- [GOAL OF THE EXERCISE]: Pick out every line below that contains the string "puts", and copy each such line in full.

- [DATA LINES]:

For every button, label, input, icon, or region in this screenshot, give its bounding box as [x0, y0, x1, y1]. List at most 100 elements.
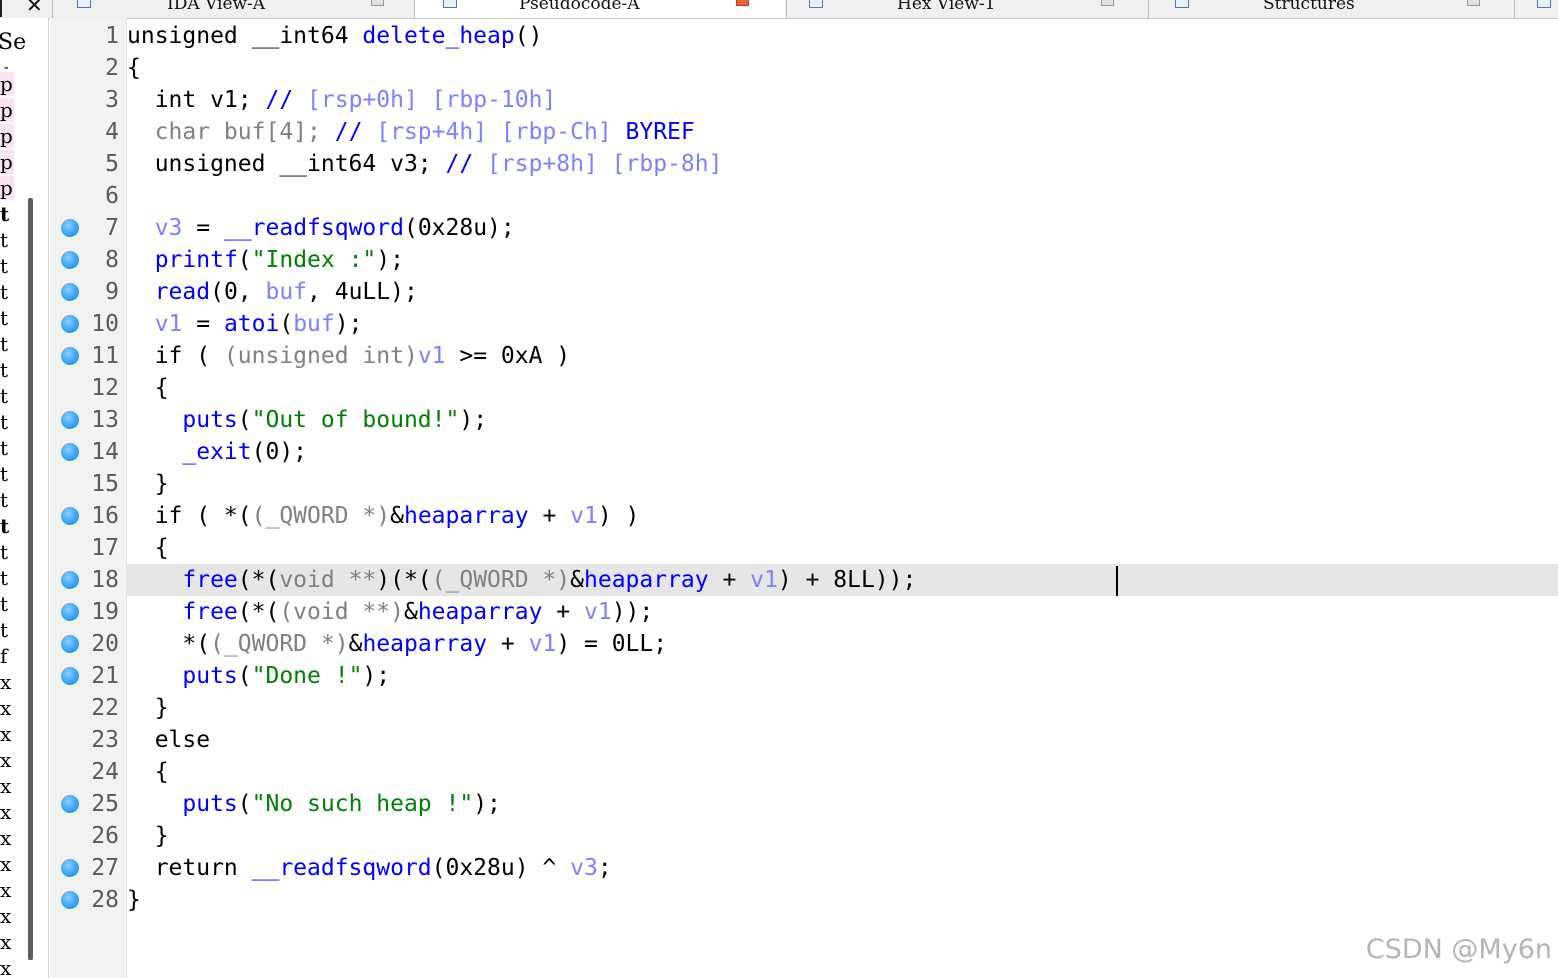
side-panel-item[interactable]: x	[0, 800, 14, 824]
code-line[interactable]: {	[127, 372, 169, 404]
tab-close-icon[interactable]	[1101, 0, 1114, 6]
side-panel-item[interactable]: t	[0, 358, 14, 382]
code-token-var: v1	[417, 343, 446, 369]
side-panel-item[interactable]: x	[0, 696, 14, 720]
code-token-kw: *(	[127, 631, 211, 657]
code-line[interactable]: return __readfsqword(0x28u) ^ v3;	[127, 852, 612, 884]
code-line[interactable]: *((_QWORD *)&heaparray + v1) = 0LL;	[127, 628, 667, 660]
side-panel-item[interactable]: x	[0, 748, 14, 772]
code-token-kw: ;	[597, 855, 612, 881]
code-token-cmv: [rsp+4h] [rbp-Ch]	[376, 119, 626, 145]
side-panel-item[interactable]: x	[0, 774, 14, 798]
side-panel-item[interactable]: x	[0, 670, 14, 694]
code-token-fn: heaparray	[417, 599, 543, 625]
side-panel-item[interactable]: t	[0, 410, 14, 434]
tab-overflow[interactable]	[1514, 0, 1558, 18]
code-token-kw: unsigned __int64	[127, 23, 363, 49]
code-token-var: v1	[583, 599, 612, 625]
code-line[interactable]: {	[127, 532, 169, 564]
code-token-var: buf	[265, 279, 308, 305]
tab-ida-view-a[interactable]: IDA View-A	[52, 0, 413, 18]
code-line[interactable]: _exit(0);	[127, 436, 307, 468]
tab-bar: ✕ IDA View-A Pseudocode-A Hex View-1 Str…	[0, 0, 1558, 19]
side-panel-item[interactable]: t	[0, 618, 14, 642]
code-token-cm: //	[265, 87, 308, 113]
side-panel-item[interactable]: x	[0, 956, 14, 978]
tab-pseudocode-a[interactable]: Pseudocode-A	[414, 0, 785, 18]
code-line[interactable]: puts("Out of bound!");	[127, 404, 487, 436]
code-line[interactable]: free(*((void **)&heaparray + v1));	[127, 596, 653, 628]
side-panel-item[interactable]: t	[0, 384, 14, 408]
code-line[interactable]: puts("No such heap !");	[127, 788, 501, 820]
code-line[interactable]: }	[127, 692, 169, 724]
side-panel-item[interactable]: t	[0, 592, 14, 616]
code-line[interactable]: if ( *((_QWORD *)&heaparray + v1) )	[127, 500, 640, 532]
code-token-cast: char buf[4];	[127, 119, 335, 145]
side-panel-item[interactable]: p	[0, 72, 14, 96]
code-token-kw: unsigned __int64 v3;	[127, 151, 446, 177]
code-line[interactable]: else	[127, 724, 210, 756]
side-panel-item[interactable]: x	[0, 878, 14, 902]
code-token-fn: puts	[182, 663, 238, 689]
tab-structures[interactable]: Structures	[1148, 0, 1513, 18]
side-panel-item[interactable]: x	[0, 722, 14, 746]
side-panel-item[interactable]: t	[0, 306, 14, 330]
side-panel-item[interactable]: f	[0, 644, 14, 668]
tab-close-icon[interactable]	[1467, 0, 1480, 6]
panel-close-area[interactable]: ✕	[0, 0, 48, 17]
side-panel-item[interactable]: t	[0, 228, 14, 252]
side-panel-item[interactable]: t	[0, 540, 14, 564]
code-line[interactable]: }	[127, 468, 169, 500]
side-panel-item[interactable]: t	[0, 566, 14, 590]
line-number: 17	[91, 535, 119, 561]
side-panel-item[interactable]: p	[0, 176, 14, 200]
code-line[interactable]: char buf[4]; // [rsp+4h] [rbp-Ch] BYREF	[127, 116, 695, 148]
pseudocode-editor[interactable]: unsigned __int64 delete_heap() { int v1; …	[127, 20, 1558, 978]
code-line[interactable]: if ( (unsigned int)v1 >= 0xA )	[127, 340, 570, 372]
side-panel-item[interactable]: t	[0, 462, 14, 486]
code-line[interactable]: printf("Index :");	[127, 244, 404, 276]
line-number-gutter[interactable]: 1 2 3 4 5 6 7 8 9 10 11 12 13 14 15 16 17 18 19 20 21 22 23 24 2…	[50, 18, 127, 978]
ida-view-icon	[77, 0, 91, 8]
close-icon[interactable]: ✕	[26, 0, 43, 17]
side-panel-item[interactable]: x	[0, 826, 14, 850]
code-line[interactable]: unsigned __int64 v3; // [rsp+8h] [rbp-8h…	[127, 148, 723, 180]
side-panel-item[interactable]: t	[0, 514, 14, 538]
side-panel-item[interactable]: x	[0, 930, 14, 954]
code-line[interactable]: puts("Done !");	[127, 660, 390, 692]
code-line[interactable]: free(*(void **)(*((_QWORD *)&heaparray +…	[127, 564, 916, 596]
code-line[interactable]: read(0, buf, 4uLL);	[127, 276, 418, 308]
code-token-kw: }	[127, 823, 169, 849]
line-number: 23	[91, 727, 119, 753]
code-line[interactable]: int v1; // [rsp+0h] [rbp-10h]	[127, 84, 557, 116]
side-panel-item[interactable]: t	[0, 280, 14, 304]
line-number: 27	[91, 855, 119, 881]
side-panel-item[interactable]: t	[0, 202, 14, 226]
code-line[interactable]: unsigned __int64 delete_heap()	[127, 20, 542, 52]
side-panel-scrollbar[interactable]	[28, 198, 33, 960]
side-panel-item[interactable]: x	[0, 852, 14, 876]
side-panel-item[interactable]: p	[0, 124, 14, 148]
code-token-kw: (	[237, 407, 252, 433]
line-number: 12	[91, 375, 119, 401]
code-line[interactable]: {	[127, 756, 169, 788]
code-line[interactable]: }	[127, 820, 169, 852]
tab-close-icon[interactable]	[371, 0, 384, 6]
side-panel-item[interactable]: p	[0, 98, 14, 122]
side-panel-item[interactable]: p	[0, 150, 14, 174]
code-token-kw: }	[127, 887, 141, 913]
side-panel-item[interactable]: t	[0, 332, 14, 356]
code-line[interactable]: }	[127, 884, 141, 916]
tab-hex-view-1[interactable]: Hex View-1	[786, 0, 1147, 18]
side-panel-item[interactable]: t	[0, 488, 14, 512]
code-line[interactable]: v3 = __readfsqword(0x28u);	[127, 212, 515, 244]
code-line[interactable]: {	[127, 52, 141, 84]
side-panel-item[interactable]: t	[0, 436, 14, 460]
code-token-fn: heaparray	[584, 567, 709, 593]
code-line[interactable]: v1 = atoi(buf);	[127, 308, 363, 340]
code-token-kw: (	[237, 791, 252, 817]
side-panel-item[interactable]: t	[0, 254, 14, 278]
code-token-kw: (0x28u);	[403, 215, 515, 241]
side-panel-item[interactable]: x	[0, 904, 14, 928]
tab-close-icon[interactable]	[736, 0, 749, 6]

- [ANSWER BELOW]:
code-line[interactable]: puts("Out of bound!");	[127, 404, 487, 436]
code-line[interactable]: puts("No such heap !");	[127, 788, 501, 820]
code-token-fn: puts	[182, 663, 238, 689]
code-line[interactable]: puts("Done !");	[127, 660, 390, 692]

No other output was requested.